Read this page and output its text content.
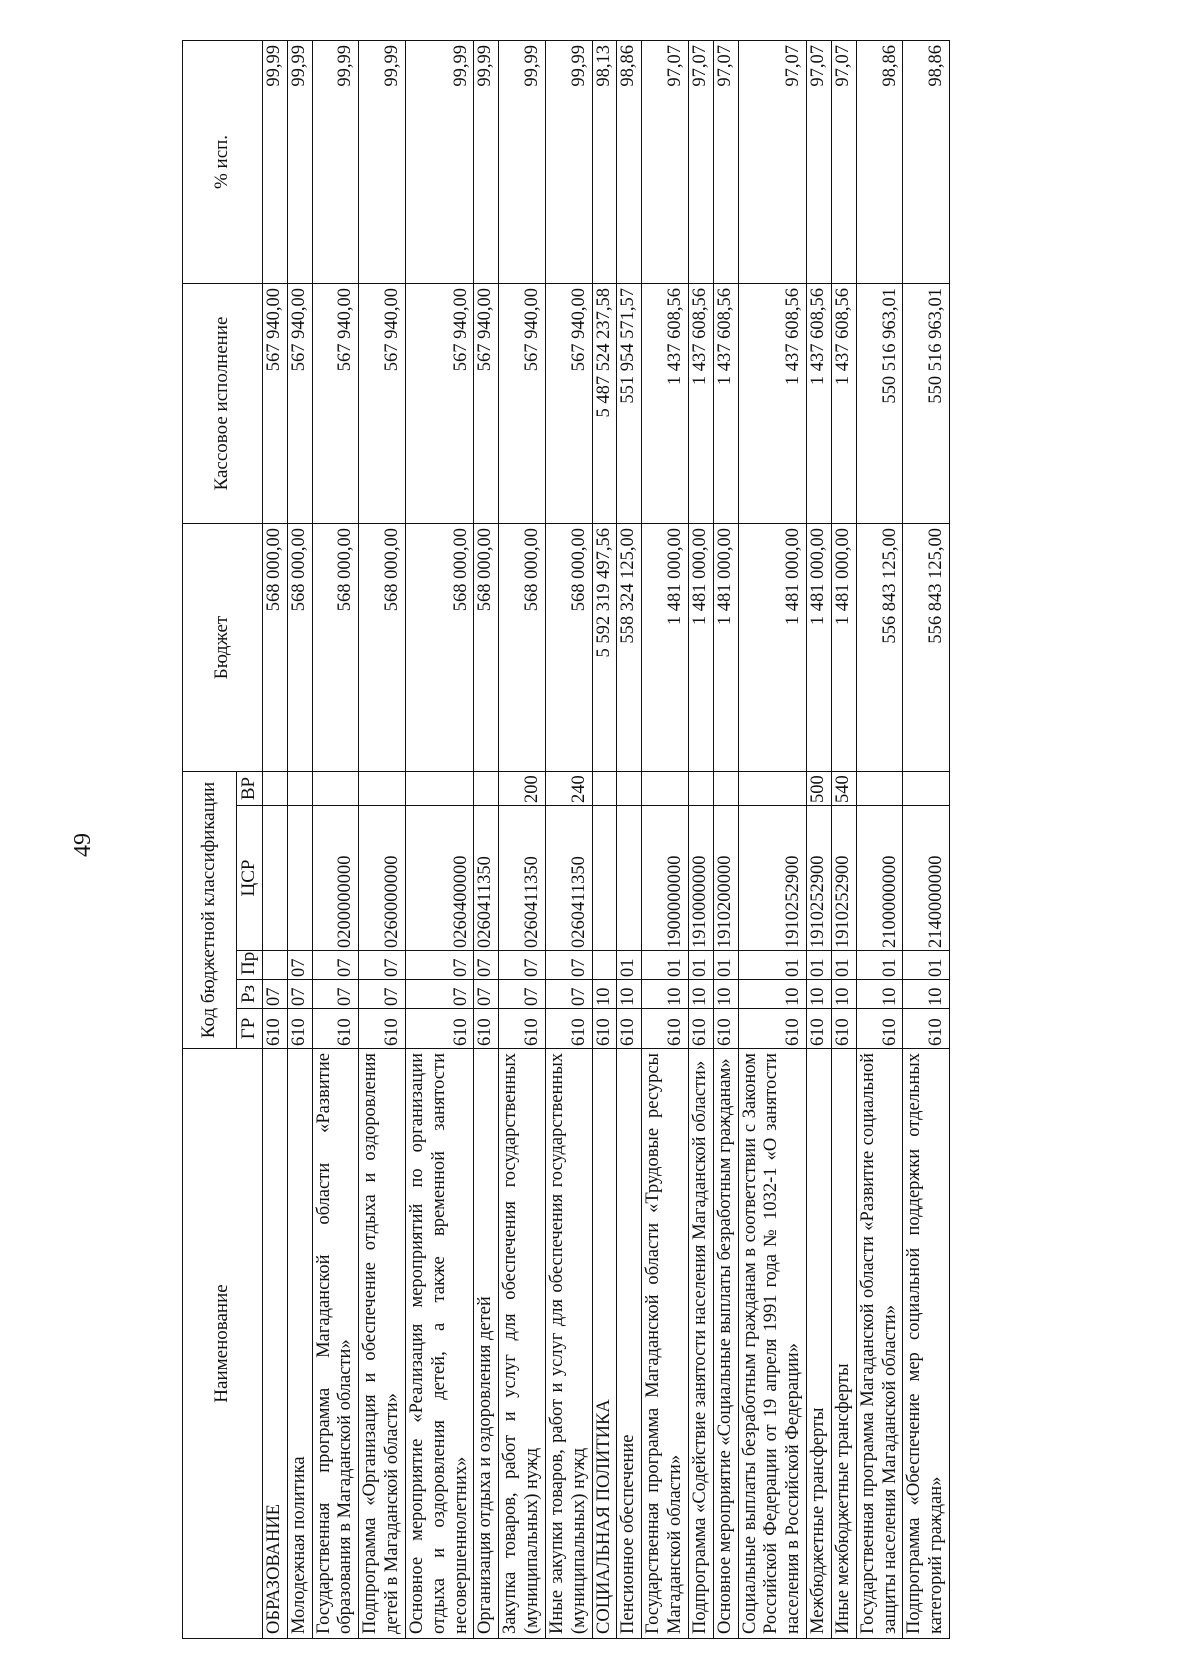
49
Наименование	Код бюджетной классификации					Бюджет	Кассовое исполнение	% исп.
	ГР	Рз	Пр	ЦСР	ВР			
ОБРАЗОВАНИЕ	610	07				568 000,00	567 940,00	99,99
Молодежная политика	610	07	07			568 000,00	567 940,00	99,99
Государственная программа Магаданской области «Развитие образования в Магаданской области»	610	07	07	0200000000		568 000,00	567 940,00	99,99
Подпрограмма «Организация и обеспечение отдыха и оздоровления детей в Магаданской области»	610	07	07	0260000000		568 000,00	567 940,00	99,99
Основное мероприятие «Реализация мероприятий по организации отдыха и оздоровления детей, а также временной занятости несовершеннолетних»	610	07	07	0260400000		568 000,00	567 940,00	99,99
Организация отдыха и оздоровления детей	610	07	07	0260411350		568 000,00	567 940,00	99,99
Закупка товаров, работ и услуг для обеспечения государственных (муниципальных) нужд	610	07	07	0260411350	200	568 000,00	567 940,00	99,99
Иные закупки товаров, работ и услуг для обеспечения государственных (муниципальных) нужд	610	07	07	0260411350	240	568 000,00	567 940,00	99,99
СОЦИАЛЬНАЯ ПОЛИТИКА	610	10				5 592 319 497,56	5 487 524 237,58	98,13
Пенсионное обеспечение	610	10	01			558 324 125,00	551 954 571,57	98,86
Государственная программа Магаданской области «Трудовые ресурсы Магаданской области»	610	10	01	1900000000		1 481 000,00	1 437 608,56	97,07
Подпрограмма «Содействие занятости населения Магаданской области»	610	10	01	1910000000		1 481 000,00	1 437 608,56	97,07
Основное мероприятие «Социальные выплаты безработным гражданам»	610	10	01	1910200000		1 481 000,00	1 437 608,56	97,07
Социальные выплаты безработным гражданам в соответствии с Законом Российской Федерации от 19 апреля 1991 года № 1032-1 «О занятости населения в Российской Федерации»	610	10	01	1910252900		1 481 000,00	1 437 608,56	97,07
Межбюджетные трансферты	610	10	01	1910252900	500	1 481 000,00	1 437 608,56	97,07
Иные межбюджетные трансферты	610	10	01	1910252900	540	1 481 000,00	1 437 608,56	97,07
Государственная программа Магаданской области «Развитие социальной защиты населения Магаданской области»	610	10	01	2100000000		556 843 125,00	550 516 963,01	98,86
Подпрограмма «Обеспечение мер социальной поддержки отдельных категорий граждан»	610	10	01	2140000000		556 843 125,00	550 516 963,01	98,86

________________

*Work to be completed*.
Show every line above in which the word "обеспечения" occurs.

*The solution*.
Закупка товаров, работ и услуг для обеспечения государственных (муниципальных) нужд	610	07	07	0260411350	200	568 000,00	567 940,00	99,99
Иные закупки товаров, работ и услуг для обеспечения государственных (муниципальных) нужд	610	07	07	0260411350	240	568 000,00	567 940,00	99,99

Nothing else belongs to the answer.